» Attività da svolgere
A. Per ciascuna affermazione indica se concorda con il brano scelto, rispondendo sì o no e citando alla lettera le parole del brano che lo stabiliscono: (i) Giuda arrivò insieme a una folla armata di spade e bastoni; (ii) fu Gesù a colpire con la spada il servo del sommo sacerdote; (iii) Gesù era già stato arrestato in passato mentre insegnava nel tempio.
B. Trascrivi parola per parola dal brano scelto il tratto da "Basta! È venuta" fino a "e dagli anziani.".

» Brano scelto
<<<<
Poi venne di nuovo e
li trovò addormentati, perché i loro occhi si erano fatti
pesanti, e non
sapevano che cosa rispondergli.
Venne per la terza
volta e disse loro: «Dormite pure e riposatevi!
Basta! È venuta l'ora:
ecco, il Figlio dell'uomo viene consegnato nelle mani
dei peccatori.
Alzatevi, andiamo!
Ecco, colui che mi
tradisce è vicino».
E subito, mentre
ancora egli parlava, arrivò Giuda, uno dei Dodici, e con lui una
folla con spade e
bastoni, mandata dai capi dei sacerdoti, dagli scribi e dagli anziani.
Il traditore aveva
dato loro un segno convenuto, dicendo: «Quello che bacerò,
è lui; arrestatelo e
conducetelo via sotto buona scorta».
Appena giunto, gli si
avvicinò e disse: «Rabbì» e lo baciò.
Quelli gli misero le
mani addosso e lo arrestarono.
Uno dei presenti
estrasse la spada, percosse il servo del sommo sacerdote
e gli staccò
l'orecchio.
Allora Gesù disse
loro: «Come se fossi un brigante siete venuti a prendermi
con spade e bastoni.
Ogni giorno ero in
mezzo a voi nel tempio a insegnare, e non mi avete arrestato.
Si compiano dunque le
Scritture!».
Allora tutti lo
abbandonarono e fuggirono.
Lo seguiva però un
ragazzo, che aveva addosso soltanto un lenzuolo, e lo afferrarono.
>>>>
» Materiale raccolto
<<<<
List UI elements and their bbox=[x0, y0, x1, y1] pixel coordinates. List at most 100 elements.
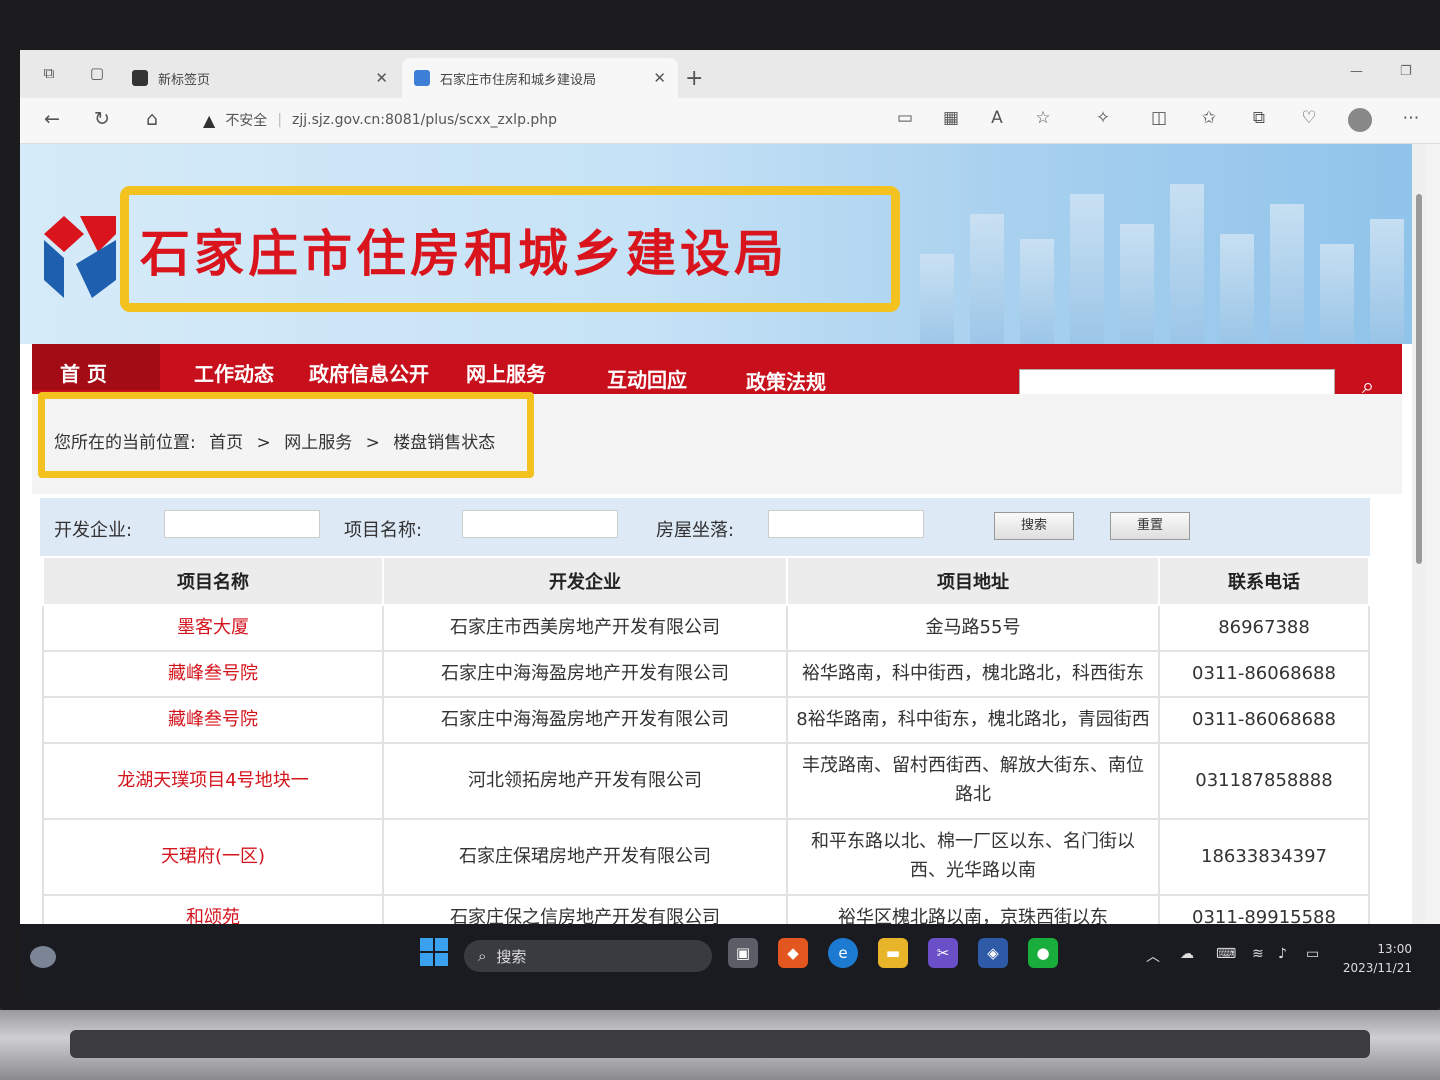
>>>>
» Risultati
A.
(i) Sì: «arrivò Giuda, uno dei Dodici, e con lui una folla con spade e bastoni».
(ii) No: «Uno dei presenti estrasse la spada, percosse il servo del sommo sacerdote».
(iii) No: «Ogni giorno ero in mezzo a voi nel tempio a insegnare, e non mi avete arrestato».

B.
Basta! È venuta l'ora:
ecco, il Figlio dell'uomo viene consegnato nelle mani
dei peccatori.
Alzatevi, andiamo!
Ecco, colui che mi
tradisce è vicino».
E subito, mentre
ancora egli parlava, arrivò Giuda, uno dei Dodici, e con lui una
folla con spade e
bastoni, mandata dai capi dei sacerdoti, dagli scribi e dagli anziani.